= EXERCISE OBJECTIVE =
Say how many lines of these entries include the word "Totala", and answer with the number alone.

--- START OF SUPPLIED MATERIAL ---

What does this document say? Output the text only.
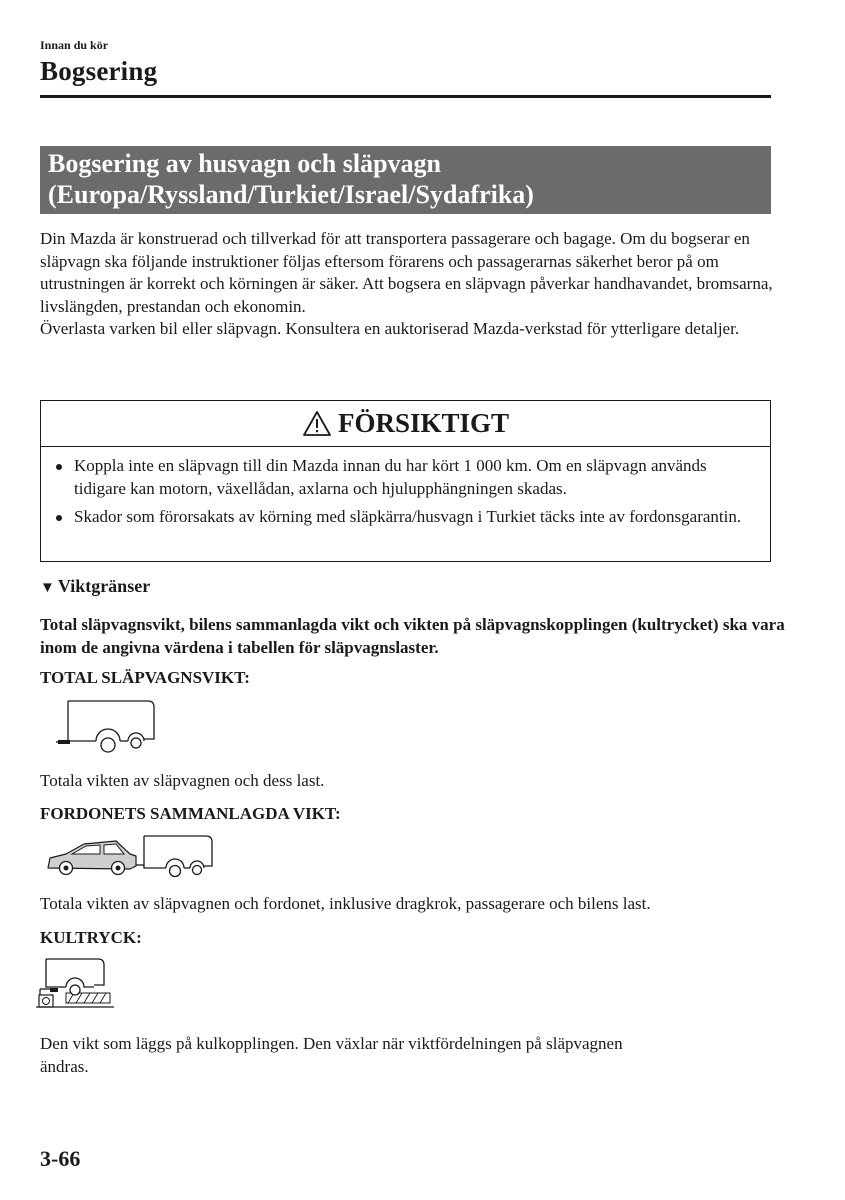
Innan du kör
Bogsering
Bogsering av husvagn och släpvagn
(Europa/Ryssland/Turkiet/Israel/Sydafrika)

Din Mazda är konstruerad och tillverkad för att transportera passagerare och bagage. Om du bogserar en släpvagn ska följande instruktioner följas eftersom förarens och passagerarnas säkerhet beror på om utrustningen är korrekt och körningen är säker. Att bogsera en släpvagn påverkar handhavandet, bromsarna, livslängden, prestandan och ekonomin.

Överlasta varken bil eller släpvagn. Konsultera en auktoriserad Mazda-verkstad för ytterligare detaljer.

FÖRSIKTIGT
Koppla inte en släpvagn till din Mazda innan du har kört 1 000 km. Om en släpvagn används tidigare kan motorn, växellådan, axlarna och hjulupphängningen skadas.
Skador som förorsakats av körning med släpkärra/husvagn i Turkiet täcks inte av fordonsgarantin.
▼ Viktgränser
Total släpvagnsvikt, bilens sammanlagda vikt och vikten på släpvagnskopplingen (kultrycket) ska vara inom de angivna värdena i tabellen för släpvagnslaster.
TOTAL SLÄPVAGNSVIKT:
Totala vikten av släpvagnen och dess last.
FORDONETS SAMMANLAGDA VIKT:
Totala vikten av släpvagnen och fordonet, inklusive dragkrok, passagerare och bilens last.
KULTRYCK:
Den vikt som läggs på kulkopplingen. Den växlar när viktfördelningen på släpvagnen ändras.
3-66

--- END OF SUPPLIED MATERIAL ---

= FULL OUTPUT =
2